begin RECORDS TO USE

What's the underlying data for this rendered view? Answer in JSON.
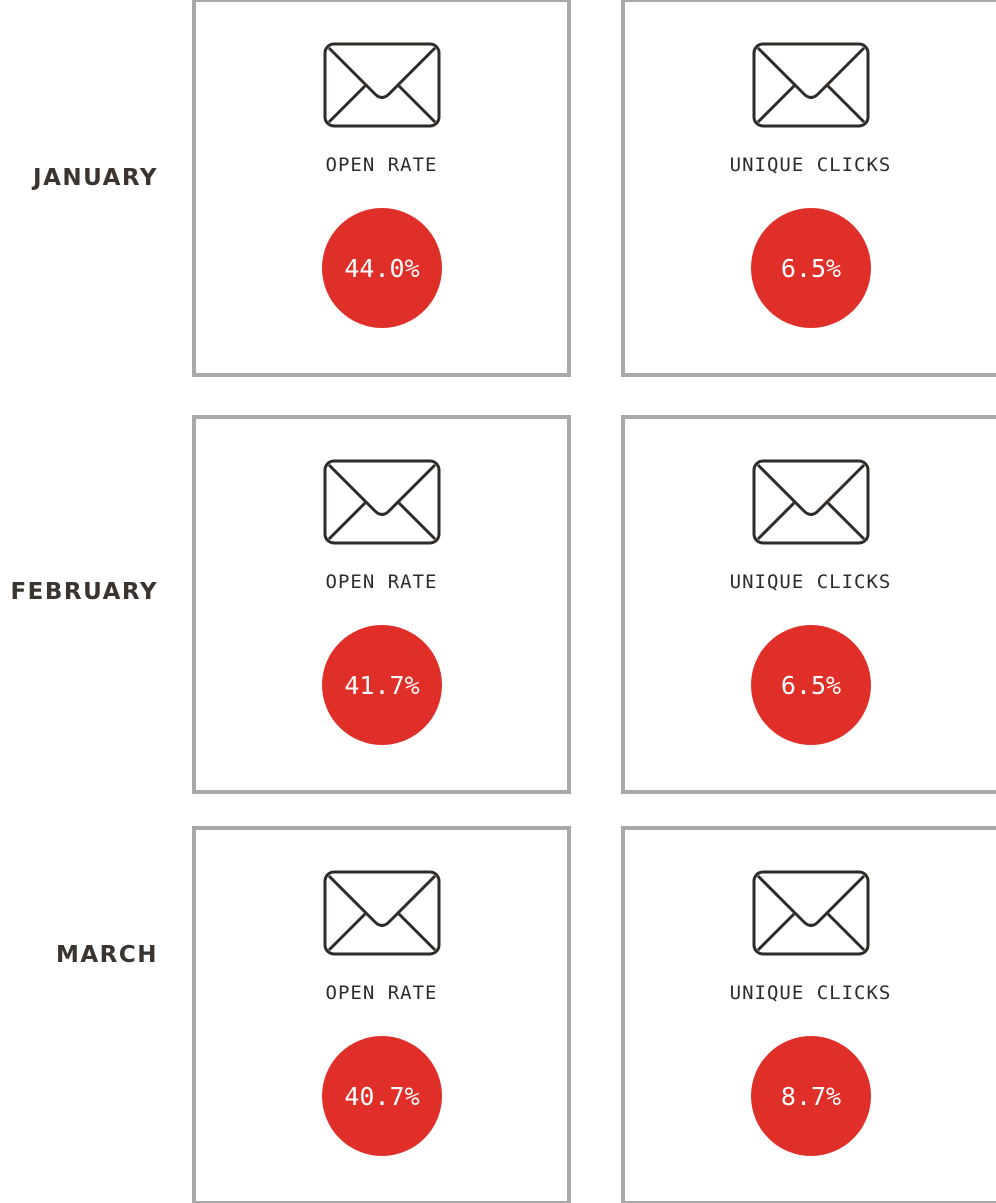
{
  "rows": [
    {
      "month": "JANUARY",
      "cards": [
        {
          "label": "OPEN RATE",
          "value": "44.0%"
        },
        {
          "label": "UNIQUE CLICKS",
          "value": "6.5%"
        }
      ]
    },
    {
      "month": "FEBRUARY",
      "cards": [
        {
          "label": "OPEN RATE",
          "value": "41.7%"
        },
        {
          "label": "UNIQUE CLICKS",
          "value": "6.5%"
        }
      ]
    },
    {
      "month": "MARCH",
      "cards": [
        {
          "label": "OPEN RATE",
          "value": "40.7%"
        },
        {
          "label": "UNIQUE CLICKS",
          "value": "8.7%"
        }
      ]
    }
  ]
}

end RECORDS TO USE
begin RECORDS TO USE

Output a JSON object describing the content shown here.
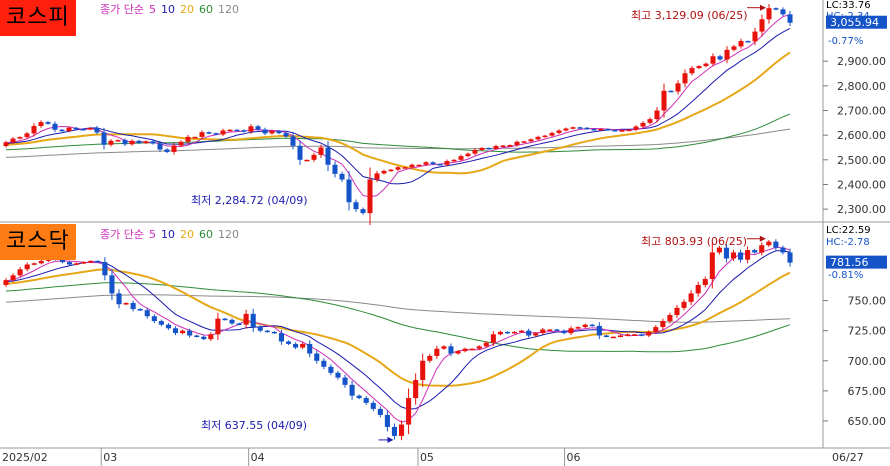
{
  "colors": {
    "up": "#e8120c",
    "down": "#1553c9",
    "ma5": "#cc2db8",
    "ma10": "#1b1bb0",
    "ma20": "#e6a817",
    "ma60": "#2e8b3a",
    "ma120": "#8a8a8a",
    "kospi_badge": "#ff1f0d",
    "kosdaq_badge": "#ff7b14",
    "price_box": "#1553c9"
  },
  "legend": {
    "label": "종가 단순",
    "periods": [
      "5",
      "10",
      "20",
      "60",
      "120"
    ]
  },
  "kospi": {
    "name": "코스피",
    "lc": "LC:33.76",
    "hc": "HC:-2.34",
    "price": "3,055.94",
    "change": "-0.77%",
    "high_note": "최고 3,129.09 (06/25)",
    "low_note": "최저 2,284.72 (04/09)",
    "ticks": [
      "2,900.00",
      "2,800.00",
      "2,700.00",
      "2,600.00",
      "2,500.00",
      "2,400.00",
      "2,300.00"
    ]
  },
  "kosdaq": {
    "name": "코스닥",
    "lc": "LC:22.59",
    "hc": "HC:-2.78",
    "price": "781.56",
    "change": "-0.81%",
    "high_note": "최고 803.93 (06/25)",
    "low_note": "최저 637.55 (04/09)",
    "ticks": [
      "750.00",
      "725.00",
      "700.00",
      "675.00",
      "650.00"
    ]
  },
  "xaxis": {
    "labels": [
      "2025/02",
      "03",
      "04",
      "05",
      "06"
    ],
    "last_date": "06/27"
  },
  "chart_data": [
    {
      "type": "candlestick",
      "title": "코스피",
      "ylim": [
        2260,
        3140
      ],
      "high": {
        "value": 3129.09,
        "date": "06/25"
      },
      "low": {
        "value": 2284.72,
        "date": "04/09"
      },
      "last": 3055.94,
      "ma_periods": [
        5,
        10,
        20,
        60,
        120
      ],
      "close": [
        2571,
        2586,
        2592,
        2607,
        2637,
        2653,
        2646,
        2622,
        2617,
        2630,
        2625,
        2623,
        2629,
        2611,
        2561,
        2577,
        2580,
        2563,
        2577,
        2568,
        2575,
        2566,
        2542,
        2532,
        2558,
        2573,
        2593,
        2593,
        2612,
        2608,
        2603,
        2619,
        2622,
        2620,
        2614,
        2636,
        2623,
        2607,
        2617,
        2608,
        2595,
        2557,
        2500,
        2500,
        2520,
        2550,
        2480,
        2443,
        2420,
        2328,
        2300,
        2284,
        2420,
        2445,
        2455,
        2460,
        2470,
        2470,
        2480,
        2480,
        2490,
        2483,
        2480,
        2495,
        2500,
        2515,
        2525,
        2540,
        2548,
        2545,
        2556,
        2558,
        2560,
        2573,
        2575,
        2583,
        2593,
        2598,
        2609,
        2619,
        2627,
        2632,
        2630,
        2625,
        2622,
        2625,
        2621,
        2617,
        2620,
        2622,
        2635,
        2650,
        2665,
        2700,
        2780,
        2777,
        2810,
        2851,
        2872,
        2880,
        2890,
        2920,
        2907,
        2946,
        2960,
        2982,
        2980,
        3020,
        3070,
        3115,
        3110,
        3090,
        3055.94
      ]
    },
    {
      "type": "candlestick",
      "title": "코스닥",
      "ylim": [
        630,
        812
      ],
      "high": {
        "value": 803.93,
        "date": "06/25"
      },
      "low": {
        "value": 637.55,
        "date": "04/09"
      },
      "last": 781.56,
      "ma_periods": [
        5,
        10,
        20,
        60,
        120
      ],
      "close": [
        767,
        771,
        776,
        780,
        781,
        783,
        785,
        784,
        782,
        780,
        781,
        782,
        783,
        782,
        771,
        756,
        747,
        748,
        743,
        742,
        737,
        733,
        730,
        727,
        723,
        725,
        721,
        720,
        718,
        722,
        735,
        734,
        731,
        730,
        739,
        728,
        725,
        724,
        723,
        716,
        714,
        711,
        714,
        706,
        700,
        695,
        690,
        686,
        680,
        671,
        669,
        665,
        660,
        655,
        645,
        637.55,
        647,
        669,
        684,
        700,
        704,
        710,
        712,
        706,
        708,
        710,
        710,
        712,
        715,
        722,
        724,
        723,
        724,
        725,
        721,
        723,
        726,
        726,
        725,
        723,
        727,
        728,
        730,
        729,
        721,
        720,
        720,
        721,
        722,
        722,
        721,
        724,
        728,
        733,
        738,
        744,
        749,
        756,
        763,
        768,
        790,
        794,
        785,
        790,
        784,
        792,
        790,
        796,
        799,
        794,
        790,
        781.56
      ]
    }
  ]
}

end RECORDS TO USE

▸ STATED TASK
Where a line contains the string "JSON", extract that line.

▸ FINISHED EXERCISE
What's the underlying data for this rendered view? Answer in JSON.
Output a JSON object describing the content shown here.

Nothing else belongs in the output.